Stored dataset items
——
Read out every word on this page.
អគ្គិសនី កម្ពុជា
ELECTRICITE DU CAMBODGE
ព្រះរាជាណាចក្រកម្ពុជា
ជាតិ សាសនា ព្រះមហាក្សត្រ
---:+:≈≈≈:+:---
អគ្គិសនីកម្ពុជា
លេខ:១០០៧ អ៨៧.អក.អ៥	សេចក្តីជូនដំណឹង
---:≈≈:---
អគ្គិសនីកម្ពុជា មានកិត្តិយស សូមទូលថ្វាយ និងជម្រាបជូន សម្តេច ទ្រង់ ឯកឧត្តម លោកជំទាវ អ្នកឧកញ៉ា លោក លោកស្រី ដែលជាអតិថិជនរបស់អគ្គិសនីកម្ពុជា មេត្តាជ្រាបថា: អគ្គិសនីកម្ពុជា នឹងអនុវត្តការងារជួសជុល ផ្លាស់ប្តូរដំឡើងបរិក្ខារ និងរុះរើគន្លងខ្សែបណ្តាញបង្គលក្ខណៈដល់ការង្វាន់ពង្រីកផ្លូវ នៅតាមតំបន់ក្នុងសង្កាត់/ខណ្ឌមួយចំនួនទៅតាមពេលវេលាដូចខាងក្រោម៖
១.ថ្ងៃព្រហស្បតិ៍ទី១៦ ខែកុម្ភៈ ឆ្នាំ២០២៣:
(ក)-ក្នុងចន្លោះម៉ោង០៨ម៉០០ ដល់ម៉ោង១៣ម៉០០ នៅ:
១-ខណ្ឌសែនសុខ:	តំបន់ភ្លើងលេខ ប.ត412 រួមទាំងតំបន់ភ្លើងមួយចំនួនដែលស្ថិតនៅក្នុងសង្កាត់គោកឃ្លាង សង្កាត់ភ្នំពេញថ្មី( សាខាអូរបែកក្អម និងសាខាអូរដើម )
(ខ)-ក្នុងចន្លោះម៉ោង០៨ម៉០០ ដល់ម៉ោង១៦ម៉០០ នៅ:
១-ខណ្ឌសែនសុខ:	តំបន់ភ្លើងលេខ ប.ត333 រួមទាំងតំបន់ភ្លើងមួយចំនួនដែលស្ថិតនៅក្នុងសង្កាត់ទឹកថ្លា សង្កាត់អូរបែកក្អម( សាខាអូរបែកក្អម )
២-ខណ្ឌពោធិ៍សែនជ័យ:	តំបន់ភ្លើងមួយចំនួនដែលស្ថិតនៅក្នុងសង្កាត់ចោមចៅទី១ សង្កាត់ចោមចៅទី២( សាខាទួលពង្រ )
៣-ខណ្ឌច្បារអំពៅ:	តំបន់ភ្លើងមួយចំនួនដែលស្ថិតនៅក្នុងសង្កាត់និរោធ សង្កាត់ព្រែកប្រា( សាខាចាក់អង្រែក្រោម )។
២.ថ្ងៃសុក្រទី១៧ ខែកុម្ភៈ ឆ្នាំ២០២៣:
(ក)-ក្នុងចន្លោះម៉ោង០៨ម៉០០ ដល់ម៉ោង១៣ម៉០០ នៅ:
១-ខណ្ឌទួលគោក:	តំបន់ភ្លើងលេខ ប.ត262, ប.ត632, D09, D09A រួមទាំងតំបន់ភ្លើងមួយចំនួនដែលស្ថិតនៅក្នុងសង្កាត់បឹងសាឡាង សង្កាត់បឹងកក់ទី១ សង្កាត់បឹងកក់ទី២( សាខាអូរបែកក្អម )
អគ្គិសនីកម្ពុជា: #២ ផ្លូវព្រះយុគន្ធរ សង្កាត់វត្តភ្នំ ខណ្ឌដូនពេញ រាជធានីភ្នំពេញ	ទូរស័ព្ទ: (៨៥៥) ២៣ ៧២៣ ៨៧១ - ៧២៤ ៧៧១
——
_Aim of the exercise:_
Quote all of the entries exactly as they appear.

_Exercise response:_
Read out every word on this page.
អគ្គិសនី កម្ពុជា
ELECTRICITE DU CAMBODGE
ព្រះរាជាណាចក្រកម្ពុជា
ជាតិ សាសនា ព្រះមហាក្សត្រ
---:+:≈≈≈:+:---
អគ្គិសនីកម្ពុជា
លេខ:១០០៧ អ៨៧.អក.អ៥	សេចក្តីជូនដំណឹង
---:≈≈:---
អគ្គិសនីកម្ពុជា មានកិត្តិយស សូមទូលថ្វាយ និងជម្រាបជូន សម្តេច ទ្រង់ ឯកឧត្តម លោកជំទាវ អ្នកឧកញ៉ា លោក លោកស្រី ដែលជាអតិថិជនរបស់អគ្គិសនីកម្ពុជា មេត្តាជ្រាបថា: អគ្គិសនីកម្ពុជា នឹងអនុវត្តការងារជួសជុល ផ្លាស់ប្តូរដំឡើងបរិក្ខារ និងរុះរើគន្លងខ្សែបណ្តាញបង្គលក្ខណៈដល់ការង្វាន់ពង្រីកផ្លូវ នៅតាមតំបន់ក្នុងសង្កាត់/ខណ្ឌមួយចំនួនទៅតាមពេលវេលាដូចខាងក្រោម៖
១.ថ្ងៃព្រហស្បតិ៍ទី១៦ ខែកុម្ភៈ ឆ្នាំ២០២៣:
(ក)-ក្នុងចន្លោះម៉ោង០៨ម៉០០ ដល់ម៉ោង១៣ម៉០០ នៅ:
១-ខណ្ឌសែនសុខ:	តំបន់ភ្លើងលេខ ប.ត412 រួមទាំងតំបន់ភ្លើងមួយចំនួនដែលស្ថិតនៅក្នុងសង្កាត់គោកឃ្លាង សង្កាត់ភ្នំពេញថ្មី( សាខាអូរបែកក្អម និងសាខាអូរដើម )
(ខ)-ក្នុងចន្លោះម៉ោង០៨ម៉០០ ដល់ម៉ោង១៦ម៉០០ នៅ:
១-ខណ្ឌសែនសុខ:	តំបន់ភ្លើងលេខ ប.ត333 រួមទាំងតំបន់ភ្លើងមួយចំនួនដែលស្ថិតនៅក្នុងសង្កាត់ទឹកថ្លា សង្កាត់អូរបែកក្អម( សាខាអូរបែកក្អម )
២-ខណ្ឌពោធិ៍សែនជ័យ:	តំបន់ភ្លើងមួយចំនួនដែលស្ថិតនៅក្នុងសង្កាត់ចោមចៅទី១ សង្កាត់ចោមចៅទី២( សាខាទួលពង្រ )
៣-ខណ្ឌច្បារអំពៅ:	តំបន់ភ្លើងមួយចំនួនដែលស្ថិតនៅក្នុងសង្កាត់និរោធ សង្កាត់ព្រែកប្រា( សាខាចាក់អង្រែក្រោម )។
២.ថ្ងៃសុក្រទី១៧ ខែកុម្ភៈ ឆ្នាំ២០២៣:
(ក)-ក្នុងចន្លោះម៉ោង០៨ម៉០០ ដល់ម៉ោង១៣ម៉០០ នៅ:
១-ខណ្ឌទួលគោក:	តំបន់ភ្លើងលេខ ប.ត262, ប.ត632, D09, D09A រួមទាំងតំបន់ភ្លើងមួយចំនួនដែលស្ថិតនៅក្នុងសង្កាត់បឹងសាឡាង សង្កាត់បឹងកក់ទី១ សង្កាត់បឹងកក់ទី២( សាខាអូរបែកក្អម )
អគ្គិសនីកម្ពុជា: #២ ផ្លូវព្រះយុគន្ធរ សង្កាត់វត្តភ្នំ ខណ្ឌដូនពេញ រាជធានីភ្នំពេញ	ទូរស័ព្ទ: (៨៥៥) ២៣ ៧២៣ ៨៧១ - ៧២៤ ៧៧១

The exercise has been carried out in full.